# THE PROBLEM:
Return each line of the listing below, unchanged, and omit the images.

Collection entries
■ ■ ■ ■

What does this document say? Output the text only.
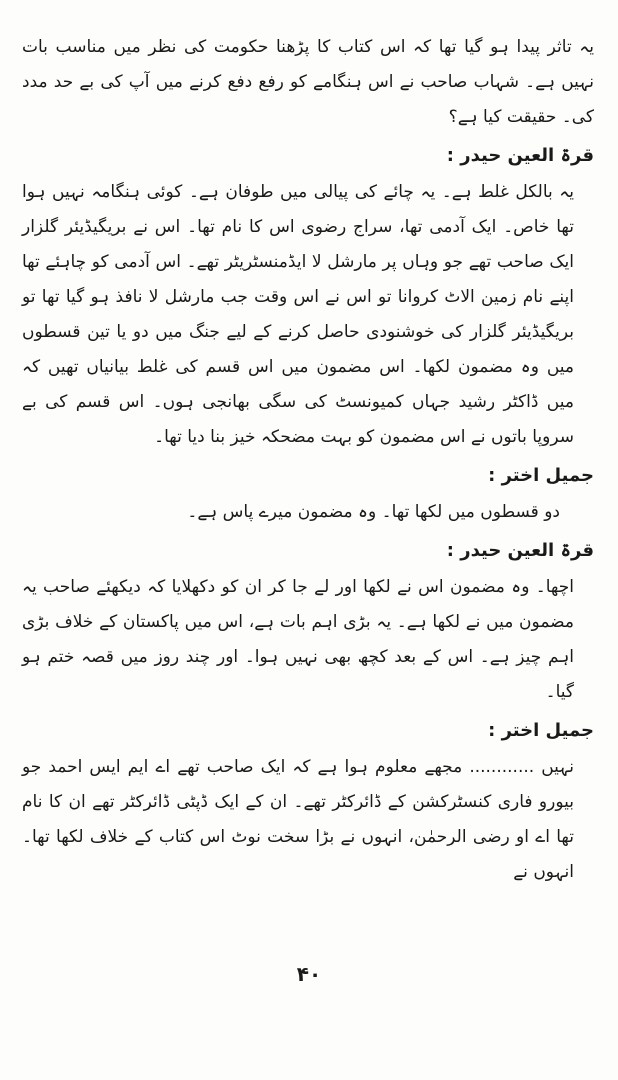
یہ تاثر پیدا ہو گیا تھا کہ اس کتاب کا پڑھنا حکومت کی نظر میں مناسب بات نہیں ہے۔ شہاب صاحب نے اس ہنگامے کو رفع دفع کرنے میں آپ کی بے حد مدد کی۔ حقیقت کیا ہے؟

قرۃ العین حیدر :

یہ بالکل غلط ہے۔ یہ چائے کی پیالی میں طوفان ہے۔ کوئی ہنگامہ نہیں ہوا تھا خاص۔ ایک آدمی تھا، سراج رضوی اس کا نام تھا۔ اس نے بریگیڈیئر گلزار ایک صاحب تھے جو وہاں پر مارشل لا ایڈمنسٹریٹر تھے۔ اس آدمی کو چاہئے تھا اپنے نام زمین الاٹ کروانا تو اس نے اس وقت جب مارشل لا نافذ ہو گیا تھا تو بریگیڈیئر گلزار کی خوشنودی حاصل کرنے کے لیے جنگ میں دو یا تین قسطوں میں وہ مضمون لکھا۔ اس مضمون میں اس قسم کی غلط بیانیاں تھیں کہ میں ڈاکٹر رشید جہاں کمیونسٹ کی سگی بھانجی ہوں۔ اس قسم کی بے سروپا باتوں نے اس مضمون کو بہت مضحکہ خیز بنا دیا تھا۔

جمیل اختر :

دو قسطوں میں لکھا تھا۔ وہ مضمون میرے پاس ہے۔

قرۃ العین حیدر :

اچھا۔ وہ مضمون اس نے لکھا اور لے جا کر ان کو دکھلایا کہ دیکھئے صاحب یہ مضمون میں نے لکھا ہے۔ یہ بڑی اہم بات ہے، اس میں پاکستان کے خلاف بڑی اہم چیز ہے۔ اس کے بعد کچھ بھی نہیں ہوا۔ اور چند روز میں قصہ ختم ہو گیا۔

جمیل اختر :

نہیں ............ مجھے معلوم ہوا ہے کہ ایک صاحب تھے اے ایم ایس احمد جو بیورو فاری کنسٹرکشن کے ڈائرکٹر تھے۔ ان کے ایک ڈپٹی ڈائرکٹر تھے ان کا نام تھا اے او رضی الرحمٰن، انہوں نے بڑا سخت نوٹ اس کتاب کے خلاف لکھا تھا۔ انہوں نے

۴۰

■ ■ ■ ■

# ANSWER TO THE PROBLEM:
What does this document say? Output the text only.
یہ تاثر پیدا ہو گیا تھا کہ اس کتاب کا پڑھنا حکومت کی نظر میں مناسب بات نہیں ہے۔ شہاب صاحب نے اس ہنگامے کو رفع دفع کرنے میں آپ کی بے حد مدد کی۔ حقیقت کیا ہے؟

قرۃ العین حیدر :

یہ بالکل غلط ہے۔ یہ چائے کی پیالی میں طوفان ہے۔ کوئی ہنگامہ نہیں ہوا تھا خاص۔ ایک آدمی تھا، سراج رضوی اس کا نام تھا۔ اس نے بریگیڈیئر گلزار ایک صاحب تھے جو وہاں پر مارشل لا ایڈمنسٹریٹر تھے۔ اس آدمی کو چاہئے تھا اپنے نام زمین الاٹ کروانا تو اس نے اس وقت جب مارشل لا نافذ ہو گیا تھا تو بریگیڈیئر گلزار کی خوشنودی حاصل کرنے کے لیے جنگ میں دو یا تین قسطوں میں وہ مضمون لکھا۔ اس مضمون میں اس قسم کی غلط بیانیاں تھیں کہ میں ڈاکٹر رشید جہاں کمیونسٹ کی سگی بھانجی ہوں۔ اس قسم کی بے سروپا باتوں نے اس مضمون کو بہت مضحکہ خیز بنا دیا تھا۔

جمیل اختر :

دو قسطوں میں لکھا تھا۔ وہ مضمون میرے پاس ہے۔

قرۃ العین حیدر :

اچھا۔ وہ مضمون اس نے لکھا اور لے جا کر ان کو دکھلایا کہ دیکھئے صاحب یہ مضمون میں نے لکھا ہے۔ یہ بڑی اہم بات ہے، اس میں پاکستان کے خلاف بڑی اہم چیز ہے۔ اس کے بعد کچھ بھی نہیں ہوا۔ اور چند روز میں قصہ ختم ہو گیا۔

جمیل اختر :

نہیں ............ مجھے معلوم ہوا ہے کہ ایک صاحب تھے اے ایم ایس احمد جو بیورو فاری کنسٹرکشن کے ڈائرکٹر تھے۔ ان کے ایک ڈپٹی ڈائرکٹر تھے ان کا نام تھا اے او رضی الرحمٰن، انہوں نے بڑا سخت نوٹ اس کتاب کے خلاف لکھا تھا۔ انہوں نے

۴۰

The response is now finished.